** Start Task input **

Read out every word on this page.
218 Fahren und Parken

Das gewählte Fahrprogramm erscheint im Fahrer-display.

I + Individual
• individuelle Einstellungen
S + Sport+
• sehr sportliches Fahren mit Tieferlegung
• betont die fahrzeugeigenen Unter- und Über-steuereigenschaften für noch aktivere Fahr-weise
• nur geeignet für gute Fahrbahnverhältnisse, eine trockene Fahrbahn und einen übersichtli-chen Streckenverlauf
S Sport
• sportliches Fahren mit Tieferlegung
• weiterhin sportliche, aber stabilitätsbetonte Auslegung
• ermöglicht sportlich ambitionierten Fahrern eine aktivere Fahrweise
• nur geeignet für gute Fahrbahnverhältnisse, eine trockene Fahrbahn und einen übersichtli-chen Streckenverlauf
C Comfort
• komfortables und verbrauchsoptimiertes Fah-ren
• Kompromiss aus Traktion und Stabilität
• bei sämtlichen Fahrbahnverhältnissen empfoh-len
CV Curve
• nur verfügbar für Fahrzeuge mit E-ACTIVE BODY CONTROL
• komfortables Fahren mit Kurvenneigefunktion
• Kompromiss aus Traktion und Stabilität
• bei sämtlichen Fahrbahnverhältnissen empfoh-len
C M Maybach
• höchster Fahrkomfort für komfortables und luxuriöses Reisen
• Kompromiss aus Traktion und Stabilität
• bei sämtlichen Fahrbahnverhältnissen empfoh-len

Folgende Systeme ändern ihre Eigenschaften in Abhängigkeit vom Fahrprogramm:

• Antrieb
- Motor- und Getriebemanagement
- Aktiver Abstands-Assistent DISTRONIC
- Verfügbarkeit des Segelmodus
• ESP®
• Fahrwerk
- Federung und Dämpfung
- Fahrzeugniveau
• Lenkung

** End Task input **

- [Exercise description]: Retype all of the data shown above, word for word.

- [Expected answer]:
Read out every word on this page.
218 Fahren und Parken

Das gewählte Fahrprogramm erscheint im Fahrer-display.

I + Individual
• individuelle Einstellungen
S + Sport+
• sehr sportliches Fahren mit Tieferlegung
• betont die fahrzeugeigenen Unter- und Über-steuereigenschaften für noch aktivere Fahr-weise
• nur geeignet für gute Fahrbahnverhältnisse, eine trockene Fahrbahn und einen übersichtli-chen Streckenverlauf
S Sport
• sportliches Fahren mit Tieferlegung
• weiterhin sportliche, aber stabilitätsbetonte Auslegung
• ermöglicht sportlich ambitionierten Fahrern eine aktivere Fahrweise
• nur geeignet für gute Fahrbahnverhältnisse, eine trockene Fahrbahn und einen übersichtli-chen Streckenverlauf
C Comfort
• komfortables und verbrauchsoptimiertes Fah-ren
• Kompromiss aus Traktion und Stabilität
• bei sämtlichen Fahrbahnverhältnissen empfoh-len
CV Curve
• nur verfügbar für Fahrzeuge mit E-ACTIVE BODY CONTROL
• komfortables Fahren mit Kurvenneigefunktion
• Kompromiss aus Traktion und Stabilität
• bei sämtlichen Fahrbahnverhältnissen empfoh-len
C M Maybach
• höchster Fahrkomfort für komfortables und luxuriöses Reisen
• Kompromiss aus Traktion und Stabilität
• bei sämtlichen Fahrbahnverhältnissen empfoh-len

Folgende Systeme ändern ihre Eigenschaften in Abhängigkeit vom Fahrprogramm:

• Antrieb
- Motor- und Getriebemanagement
- Aktiver Abstands-Assistent DISTRONIC
- Verfügbarkeit des Segelmodus
• ESP®
• Fahrwerk
- Federung und Dämpfung
- Fahrzeugniveau
• Lenkung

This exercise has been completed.